**WORK TO BE COMPLETED:**
Return a copy of each line that holds the string "type".

**LISTED ENTRIES:**
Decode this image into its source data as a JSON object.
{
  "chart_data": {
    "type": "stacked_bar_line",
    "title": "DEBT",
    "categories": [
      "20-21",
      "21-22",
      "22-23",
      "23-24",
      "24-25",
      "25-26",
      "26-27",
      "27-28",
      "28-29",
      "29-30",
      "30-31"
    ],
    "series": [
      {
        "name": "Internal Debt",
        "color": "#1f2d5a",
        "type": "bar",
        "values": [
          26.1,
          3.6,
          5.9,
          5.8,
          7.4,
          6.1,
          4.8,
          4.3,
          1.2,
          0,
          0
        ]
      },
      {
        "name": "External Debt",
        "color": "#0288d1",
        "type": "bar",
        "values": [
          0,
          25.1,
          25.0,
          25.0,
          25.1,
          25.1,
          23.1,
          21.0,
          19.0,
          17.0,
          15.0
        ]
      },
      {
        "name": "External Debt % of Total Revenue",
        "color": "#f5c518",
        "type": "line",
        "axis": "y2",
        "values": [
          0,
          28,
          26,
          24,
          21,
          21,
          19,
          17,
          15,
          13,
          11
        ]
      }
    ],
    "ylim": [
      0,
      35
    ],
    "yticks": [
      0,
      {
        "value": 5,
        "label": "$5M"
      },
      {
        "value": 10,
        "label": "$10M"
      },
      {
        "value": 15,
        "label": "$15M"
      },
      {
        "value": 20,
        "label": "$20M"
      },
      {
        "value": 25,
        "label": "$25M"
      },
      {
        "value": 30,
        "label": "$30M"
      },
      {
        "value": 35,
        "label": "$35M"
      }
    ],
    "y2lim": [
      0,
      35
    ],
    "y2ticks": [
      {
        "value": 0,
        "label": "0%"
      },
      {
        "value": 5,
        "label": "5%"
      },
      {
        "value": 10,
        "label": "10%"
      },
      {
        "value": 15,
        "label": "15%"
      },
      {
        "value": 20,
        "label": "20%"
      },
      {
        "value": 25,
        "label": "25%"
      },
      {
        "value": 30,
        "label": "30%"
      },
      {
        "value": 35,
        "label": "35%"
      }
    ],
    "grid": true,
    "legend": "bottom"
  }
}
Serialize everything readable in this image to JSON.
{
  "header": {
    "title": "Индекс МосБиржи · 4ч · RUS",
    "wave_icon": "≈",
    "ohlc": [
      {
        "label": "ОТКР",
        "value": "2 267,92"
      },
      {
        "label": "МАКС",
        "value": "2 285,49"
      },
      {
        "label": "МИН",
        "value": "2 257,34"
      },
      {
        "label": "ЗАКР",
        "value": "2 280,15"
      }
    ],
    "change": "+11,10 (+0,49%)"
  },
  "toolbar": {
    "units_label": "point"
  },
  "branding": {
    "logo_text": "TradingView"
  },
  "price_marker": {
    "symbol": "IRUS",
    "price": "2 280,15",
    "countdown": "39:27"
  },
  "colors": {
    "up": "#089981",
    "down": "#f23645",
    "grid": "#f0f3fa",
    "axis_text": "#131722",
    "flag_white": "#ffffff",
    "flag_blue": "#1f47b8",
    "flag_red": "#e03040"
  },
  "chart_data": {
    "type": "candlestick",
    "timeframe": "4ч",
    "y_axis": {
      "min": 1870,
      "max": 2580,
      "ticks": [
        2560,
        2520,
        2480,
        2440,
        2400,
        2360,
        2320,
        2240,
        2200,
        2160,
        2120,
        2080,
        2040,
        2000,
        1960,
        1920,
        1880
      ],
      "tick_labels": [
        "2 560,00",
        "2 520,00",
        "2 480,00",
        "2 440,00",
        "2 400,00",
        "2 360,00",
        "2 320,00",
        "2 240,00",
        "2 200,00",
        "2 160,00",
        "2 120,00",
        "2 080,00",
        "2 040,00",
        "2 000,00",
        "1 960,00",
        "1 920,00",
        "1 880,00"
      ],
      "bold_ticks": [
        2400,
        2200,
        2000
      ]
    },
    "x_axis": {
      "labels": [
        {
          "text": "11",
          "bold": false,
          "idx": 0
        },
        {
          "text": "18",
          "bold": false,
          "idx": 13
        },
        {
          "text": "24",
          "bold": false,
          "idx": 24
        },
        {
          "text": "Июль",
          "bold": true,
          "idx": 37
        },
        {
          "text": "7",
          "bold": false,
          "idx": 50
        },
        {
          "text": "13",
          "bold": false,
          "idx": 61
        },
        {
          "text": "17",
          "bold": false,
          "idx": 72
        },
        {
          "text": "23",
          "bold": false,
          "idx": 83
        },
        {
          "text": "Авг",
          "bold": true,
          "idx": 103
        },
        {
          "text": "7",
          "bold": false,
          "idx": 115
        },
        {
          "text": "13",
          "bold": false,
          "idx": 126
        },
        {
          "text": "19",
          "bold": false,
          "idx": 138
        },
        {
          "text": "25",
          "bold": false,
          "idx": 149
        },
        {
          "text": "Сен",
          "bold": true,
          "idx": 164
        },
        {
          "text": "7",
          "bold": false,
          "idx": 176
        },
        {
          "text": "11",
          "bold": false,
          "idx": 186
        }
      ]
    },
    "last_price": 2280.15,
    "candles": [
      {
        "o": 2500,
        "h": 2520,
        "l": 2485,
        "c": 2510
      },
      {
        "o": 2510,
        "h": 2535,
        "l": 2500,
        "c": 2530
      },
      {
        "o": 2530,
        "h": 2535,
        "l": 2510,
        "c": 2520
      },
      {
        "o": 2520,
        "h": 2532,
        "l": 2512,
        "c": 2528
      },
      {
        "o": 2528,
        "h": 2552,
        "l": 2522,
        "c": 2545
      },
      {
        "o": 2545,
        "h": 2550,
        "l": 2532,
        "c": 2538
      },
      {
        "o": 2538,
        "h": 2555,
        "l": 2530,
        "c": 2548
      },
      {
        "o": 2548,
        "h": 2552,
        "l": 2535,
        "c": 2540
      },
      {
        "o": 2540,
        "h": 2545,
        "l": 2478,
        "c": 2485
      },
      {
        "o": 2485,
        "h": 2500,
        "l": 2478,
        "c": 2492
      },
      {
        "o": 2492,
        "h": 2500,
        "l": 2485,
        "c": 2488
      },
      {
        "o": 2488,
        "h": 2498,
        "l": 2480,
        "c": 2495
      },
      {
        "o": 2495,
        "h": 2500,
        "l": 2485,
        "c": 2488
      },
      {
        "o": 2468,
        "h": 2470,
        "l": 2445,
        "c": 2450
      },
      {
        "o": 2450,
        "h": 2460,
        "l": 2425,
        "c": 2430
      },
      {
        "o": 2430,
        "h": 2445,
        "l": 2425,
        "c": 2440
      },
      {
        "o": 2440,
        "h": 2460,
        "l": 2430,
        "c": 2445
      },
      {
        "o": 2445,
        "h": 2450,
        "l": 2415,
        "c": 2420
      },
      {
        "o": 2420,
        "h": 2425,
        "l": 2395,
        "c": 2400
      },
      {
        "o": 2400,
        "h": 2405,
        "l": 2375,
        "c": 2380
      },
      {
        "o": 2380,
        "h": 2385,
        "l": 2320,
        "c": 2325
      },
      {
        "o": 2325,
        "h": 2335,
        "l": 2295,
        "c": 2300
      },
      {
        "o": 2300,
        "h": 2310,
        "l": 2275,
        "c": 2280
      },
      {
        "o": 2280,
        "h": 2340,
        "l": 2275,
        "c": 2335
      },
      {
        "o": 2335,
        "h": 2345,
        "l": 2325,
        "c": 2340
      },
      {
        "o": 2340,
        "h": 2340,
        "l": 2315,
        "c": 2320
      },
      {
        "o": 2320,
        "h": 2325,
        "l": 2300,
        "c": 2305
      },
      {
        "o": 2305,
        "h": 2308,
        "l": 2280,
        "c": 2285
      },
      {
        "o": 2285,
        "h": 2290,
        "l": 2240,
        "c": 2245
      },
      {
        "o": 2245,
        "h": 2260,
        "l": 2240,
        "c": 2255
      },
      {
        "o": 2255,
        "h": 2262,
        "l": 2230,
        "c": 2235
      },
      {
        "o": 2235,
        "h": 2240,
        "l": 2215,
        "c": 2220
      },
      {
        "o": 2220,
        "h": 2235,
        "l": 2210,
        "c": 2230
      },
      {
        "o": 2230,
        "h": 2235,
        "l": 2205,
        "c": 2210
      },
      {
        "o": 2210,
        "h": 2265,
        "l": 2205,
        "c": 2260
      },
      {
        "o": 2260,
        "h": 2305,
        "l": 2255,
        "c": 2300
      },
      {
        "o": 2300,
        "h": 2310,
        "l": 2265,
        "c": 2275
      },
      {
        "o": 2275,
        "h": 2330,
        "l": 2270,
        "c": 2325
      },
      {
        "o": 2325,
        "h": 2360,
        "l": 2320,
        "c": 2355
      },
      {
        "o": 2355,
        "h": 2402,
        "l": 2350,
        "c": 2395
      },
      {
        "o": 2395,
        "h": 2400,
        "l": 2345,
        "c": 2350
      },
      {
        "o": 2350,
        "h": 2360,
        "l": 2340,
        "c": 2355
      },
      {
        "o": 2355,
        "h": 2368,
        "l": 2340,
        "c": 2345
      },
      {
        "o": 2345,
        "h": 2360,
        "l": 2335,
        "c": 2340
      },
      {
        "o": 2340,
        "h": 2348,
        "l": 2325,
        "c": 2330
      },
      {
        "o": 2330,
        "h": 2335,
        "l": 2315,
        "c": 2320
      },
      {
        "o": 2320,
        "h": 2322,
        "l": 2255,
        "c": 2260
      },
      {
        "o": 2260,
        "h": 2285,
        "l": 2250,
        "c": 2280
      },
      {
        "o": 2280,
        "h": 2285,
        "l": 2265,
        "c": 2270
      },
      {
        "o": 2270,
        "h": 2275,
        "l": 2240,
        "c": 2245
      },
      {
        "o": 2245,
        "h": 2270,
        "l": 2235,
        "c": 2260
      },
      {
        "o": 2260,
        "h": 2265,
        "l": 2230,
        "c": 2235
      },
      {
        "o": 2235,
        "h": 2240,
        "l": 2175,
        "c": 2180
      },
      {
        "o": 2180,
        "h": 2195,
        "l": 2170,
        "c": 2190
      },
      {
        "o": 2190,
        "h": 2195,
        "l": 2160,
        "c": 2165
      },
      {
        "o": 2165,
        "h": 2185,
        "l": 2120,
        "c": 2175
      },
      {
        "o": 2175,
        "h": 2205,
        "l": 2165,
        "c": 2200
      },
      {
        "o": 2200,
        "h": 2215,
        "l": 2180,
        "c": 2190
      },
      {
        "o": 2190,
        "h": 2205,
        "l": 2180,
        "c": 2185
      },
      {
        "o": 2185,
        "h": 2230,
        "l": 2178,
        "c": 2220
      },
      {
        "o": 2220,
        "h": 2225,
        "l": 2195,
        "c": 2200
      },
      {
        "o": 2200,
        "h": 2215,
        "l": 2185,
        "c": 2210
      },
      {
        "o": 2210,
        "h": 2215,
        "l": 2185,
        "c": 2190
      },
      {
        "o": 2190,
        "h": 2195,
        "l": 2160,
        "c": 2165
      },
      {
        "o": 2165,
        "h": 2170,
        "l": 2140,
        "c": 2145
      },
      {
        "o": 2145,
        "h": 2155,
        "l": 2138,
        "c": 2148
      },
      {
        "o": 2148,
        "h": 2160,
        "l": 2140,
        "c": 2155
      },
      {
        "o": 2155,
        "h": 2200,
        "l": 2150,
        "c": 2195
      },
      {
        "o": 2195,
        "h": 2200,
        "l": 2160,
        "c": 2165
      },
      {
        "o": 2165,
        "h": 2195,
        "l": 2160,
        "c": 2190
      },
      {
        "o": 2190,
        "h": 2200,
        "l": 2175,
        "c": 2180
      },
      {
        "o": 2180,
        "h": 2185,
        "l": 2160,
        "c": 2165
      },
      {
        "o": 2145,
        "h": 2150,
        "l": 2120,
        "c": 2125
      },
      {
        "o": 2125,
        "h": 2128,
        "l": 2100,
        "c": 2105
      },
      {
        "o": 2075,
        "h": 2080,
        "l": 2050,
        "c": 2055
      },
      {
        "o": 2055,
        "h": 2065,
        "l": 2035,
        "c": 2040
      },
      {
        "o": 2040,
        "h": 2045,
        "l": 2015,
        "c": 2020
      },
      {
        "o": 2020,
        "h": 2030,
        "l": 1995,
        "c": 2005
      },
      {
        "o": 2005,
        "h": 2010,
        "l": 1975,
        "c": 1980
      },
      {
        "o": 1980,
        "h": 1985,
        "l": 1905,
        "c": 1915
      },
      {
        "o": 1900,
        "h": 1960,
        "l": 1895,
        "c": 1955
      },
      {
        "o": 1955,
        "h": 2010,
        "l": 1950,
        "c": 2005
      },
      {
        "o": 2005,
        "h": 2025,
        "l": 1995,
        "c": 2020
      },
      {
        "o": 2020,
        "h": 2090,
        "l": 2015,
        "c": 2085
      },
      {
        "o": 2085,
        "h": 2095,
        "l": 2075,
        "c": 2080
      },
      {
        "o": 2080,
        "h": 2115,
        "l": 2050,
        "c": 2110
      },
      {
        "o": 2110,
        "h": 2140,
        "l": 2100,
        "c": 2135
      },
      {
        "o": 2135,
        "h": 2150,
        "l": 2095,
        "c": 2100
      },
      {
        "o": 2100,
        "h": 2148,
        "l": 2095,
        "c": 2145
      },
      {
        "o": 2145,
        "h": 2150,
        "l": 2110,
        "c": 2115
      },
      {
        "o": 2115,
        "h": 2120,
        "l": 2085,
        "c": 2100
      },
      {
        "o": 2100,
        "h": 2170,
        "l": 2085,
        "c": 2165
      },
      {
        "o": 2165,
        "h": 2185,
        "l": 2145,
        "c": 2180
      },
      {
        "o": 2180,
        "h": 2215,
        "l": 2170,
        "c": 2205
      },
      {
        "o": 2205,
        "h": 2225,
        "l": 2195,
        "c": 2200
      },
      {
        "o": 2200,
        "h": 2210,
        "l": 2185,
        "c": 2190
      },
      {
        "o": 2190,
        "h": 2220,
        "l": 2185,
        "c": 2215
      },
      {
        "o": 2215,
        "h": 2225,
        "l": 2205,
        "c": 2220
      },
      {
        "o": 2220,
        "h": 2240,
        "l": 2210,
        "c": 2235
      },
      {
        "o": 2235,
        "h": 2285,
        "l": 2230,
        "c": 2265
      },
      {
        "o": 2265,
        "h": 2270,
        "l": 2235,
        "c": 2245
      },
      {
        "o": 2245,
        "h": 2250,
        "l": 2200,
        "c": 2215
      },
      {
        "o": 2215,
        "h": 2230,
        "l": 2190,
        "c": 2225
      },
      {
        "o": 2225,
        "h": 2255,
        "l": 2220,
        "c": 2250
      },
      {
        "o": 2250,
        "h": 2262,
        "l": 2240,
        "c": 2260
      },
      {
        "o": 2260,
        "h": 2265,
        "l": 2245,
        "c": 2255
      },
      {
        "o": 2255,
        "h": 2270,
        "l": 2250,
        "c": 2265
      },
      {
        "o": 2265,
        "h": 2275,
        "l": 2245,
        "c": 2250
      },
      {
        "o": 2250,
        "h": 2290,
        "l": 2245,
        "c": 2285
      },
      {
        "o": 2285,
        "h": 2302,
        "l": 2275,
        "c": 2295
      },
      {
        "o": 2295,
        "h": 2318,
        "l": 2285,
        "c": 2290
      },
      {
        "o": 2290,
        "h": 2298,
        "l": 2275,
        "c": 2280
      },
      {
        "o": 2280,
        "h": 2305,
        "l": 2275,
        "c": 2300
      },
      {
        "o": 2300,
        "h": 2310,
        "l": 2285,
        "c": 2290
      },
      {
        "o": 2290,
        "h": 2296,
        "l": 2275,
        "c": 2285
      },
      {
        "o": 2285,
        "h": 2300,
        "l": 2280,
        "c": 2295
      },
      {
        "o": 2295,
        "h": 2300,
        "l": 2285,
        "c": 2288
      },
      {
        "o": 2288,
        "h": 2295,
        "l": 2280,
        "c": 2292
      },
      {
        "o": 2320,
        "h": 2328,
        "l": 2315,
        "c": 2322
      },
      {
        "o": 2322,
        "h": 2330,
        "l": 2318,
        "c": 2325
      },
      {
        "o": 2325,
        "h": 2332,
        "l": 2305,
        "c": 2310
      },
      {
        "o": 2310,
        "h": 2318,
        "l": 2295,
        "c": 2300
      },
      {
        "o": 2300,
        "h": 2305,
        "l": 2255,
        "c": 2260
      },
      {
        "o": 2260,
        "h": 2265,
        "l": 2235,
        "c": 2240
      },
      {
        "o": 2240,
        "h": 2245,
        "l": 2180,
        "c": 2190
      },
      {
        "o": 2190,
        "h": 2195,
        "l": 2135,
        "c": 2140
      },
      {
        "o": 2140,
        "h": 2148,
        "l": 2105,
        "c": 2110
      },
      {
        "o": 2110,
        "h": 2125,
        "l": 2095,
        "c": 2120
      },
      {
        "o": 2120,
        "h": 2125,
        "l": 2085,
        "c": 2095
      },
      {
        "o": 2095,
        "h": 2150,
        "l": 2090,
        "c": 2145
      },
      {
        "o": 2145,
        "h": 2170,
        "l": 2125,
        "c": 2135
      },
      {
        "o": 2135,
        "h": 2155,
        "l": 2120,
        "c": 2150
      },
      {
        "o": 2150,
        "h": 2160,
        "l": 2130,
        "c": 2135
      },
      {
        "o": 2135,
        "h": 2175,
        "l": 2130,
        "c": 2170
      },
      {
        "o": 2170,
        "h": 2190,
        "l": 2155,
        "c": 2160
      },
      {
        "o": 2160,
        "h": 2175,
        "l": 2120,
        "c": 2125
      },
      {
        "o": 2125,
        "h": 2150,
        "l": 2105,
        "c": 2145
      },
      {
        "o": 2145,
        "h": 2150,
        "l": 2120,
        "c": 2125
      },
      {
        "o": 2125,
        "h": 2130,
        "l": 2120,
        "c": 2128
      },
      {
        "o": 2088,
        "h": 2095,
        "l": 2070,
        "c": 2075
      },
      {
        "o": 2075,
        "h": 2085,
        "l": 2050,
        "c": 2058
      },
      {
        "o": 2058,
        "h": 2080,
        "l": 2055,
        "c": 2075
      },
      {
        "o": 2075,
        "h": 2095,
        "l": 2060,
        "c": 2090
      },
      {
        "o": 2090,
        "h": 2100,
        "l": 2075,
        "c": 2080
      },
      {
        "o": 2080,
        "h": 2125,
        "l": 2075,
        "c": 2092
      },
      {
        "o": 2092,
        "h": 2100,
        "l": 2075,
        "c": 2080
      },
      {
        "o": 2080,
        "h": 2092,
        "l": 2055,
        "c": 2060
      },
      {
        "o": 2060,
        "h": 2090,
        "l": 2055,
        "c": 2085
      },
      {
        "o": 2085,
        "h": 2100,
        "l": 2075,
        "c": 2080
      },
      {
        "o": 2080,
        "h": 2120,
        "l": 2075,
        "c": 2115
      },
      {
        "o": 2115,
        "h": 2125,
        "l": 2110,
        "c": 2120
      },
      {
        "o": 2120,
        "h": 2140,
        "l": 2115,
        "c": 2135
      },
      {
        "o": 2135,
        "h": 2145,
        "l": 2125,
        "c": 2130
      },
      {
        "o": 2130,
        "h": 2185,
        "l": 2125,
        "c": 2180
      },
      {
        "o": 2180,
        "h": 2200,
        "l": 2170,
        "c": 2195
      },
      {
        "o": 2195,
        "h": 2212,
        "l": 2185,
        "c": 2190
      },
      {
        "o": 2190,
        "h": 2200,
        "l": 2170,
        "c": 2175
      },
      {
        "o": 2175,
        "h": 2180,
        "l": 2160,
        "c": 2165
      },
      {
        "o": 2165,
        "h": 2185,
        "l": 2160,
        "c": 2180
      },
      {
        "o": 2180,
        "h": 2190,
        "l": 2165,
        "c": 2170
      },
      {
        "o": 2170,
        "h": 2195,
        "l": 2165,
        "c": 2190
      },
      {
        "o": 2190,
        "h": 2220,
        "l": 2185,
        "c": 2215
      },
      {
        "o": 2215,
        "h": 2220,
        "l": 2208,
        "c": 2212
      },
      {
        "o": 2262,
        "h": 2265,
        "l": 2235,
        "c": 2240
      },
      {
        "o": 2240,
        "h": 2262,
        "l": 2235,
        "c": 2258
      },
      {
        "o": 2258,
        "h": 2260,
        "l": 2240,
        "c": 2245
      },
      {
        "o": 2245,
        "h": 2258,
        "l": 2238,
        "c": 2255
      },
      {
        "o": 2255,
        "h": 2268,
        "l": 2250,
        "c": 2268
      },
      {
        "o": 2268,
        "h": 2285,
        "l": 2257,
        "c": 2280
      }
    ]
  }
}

**OUTPUT OF THE EXERCISE:**
    "type": "stacked_bar_line",
        "type": "bar",
        "type": "bar",
        "type": "line",
    "type": "candlestick",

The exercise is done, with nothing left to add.